## EXERCISE DIRECTIONS
Restate the records that follow word for word; no pictures should appear.

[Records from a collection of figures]
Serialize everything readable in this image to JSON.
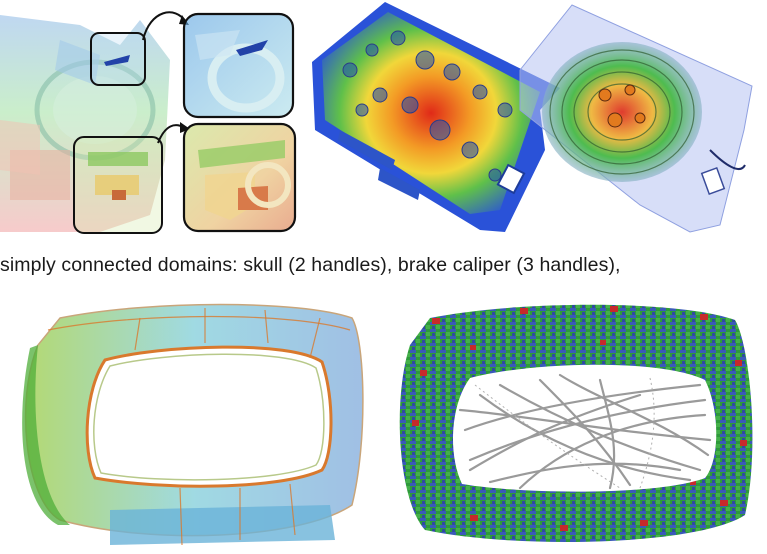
{
  "caption": {
    "text": "simply connected domains: skull (2 handles), brake caliper (3 handles),"
  },
  "panels": {
    "top_left": {
      "icon": "translucent-mesh-with-zoom-insets-icon"
    },
    "top_middle": {
      "icon": "heatmap-caliper-icon"
    },
    "top_right": {
      "icon": "translucent-heatmap-caliper-icon"
    },
    "bottom_left": {
      "icon": "ring-surface-mesh-icon"
    },
    "bottom_right": {
      "icon": "ring-voxel-handles-icon"
    }
  },
  "colors": {
    "heat_red": "#e02a18",
    "heat_yellow": "#f1d73a",
    "heat_green": "#3fb83d",
    "heat_blue": "#2a52d8",
    "voxel_green": "#2e9a3a",
    "voxel_blue": "#3a5ab8",
    "voxel_red": "#c62a2a",
    "mesh_cyan": "#8fd3de",
    "mesh_orange": "#d9792d"
  }
}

## THE COMPLETED TASK
Serialize everything readable in this image to JSON.
{
  "caption": {
    "text": "simply connected domains: skull (2 handles), brake caliper (3 handles),"
  },
  "panels": {
    "top_left": {
      "icon": "translucent-mesh-with-zoom-insets-icon"
    },
    "top_middle": {
      "icon": "heatmap-caliper-icon"
    },
    "top_right": {
      "icon": "translucent-heatmap-caliper-icon"
    },
    "bottom_left": {
      "icon": "ring-surface-mesh-icon"
    },
    "bottom_right": {
      "icon": "ring-voxel-handles-icon"
    }
  },
  "colors": {
    "heat_red": "#e02a18",
    "heat_yellow": "#f1d73a",
    "heat_green": "#3fb83d",
    "heat_blue": "#2a52d8",
    "voxel_green": "#2e9a3a",
    "voxel_blue": "#3a5ab8",
    "voxel_red": "#c62a2a",
    "mesh_cyan": "#8fd3de",
    "mesh_orange": "#d9792d"
  }
}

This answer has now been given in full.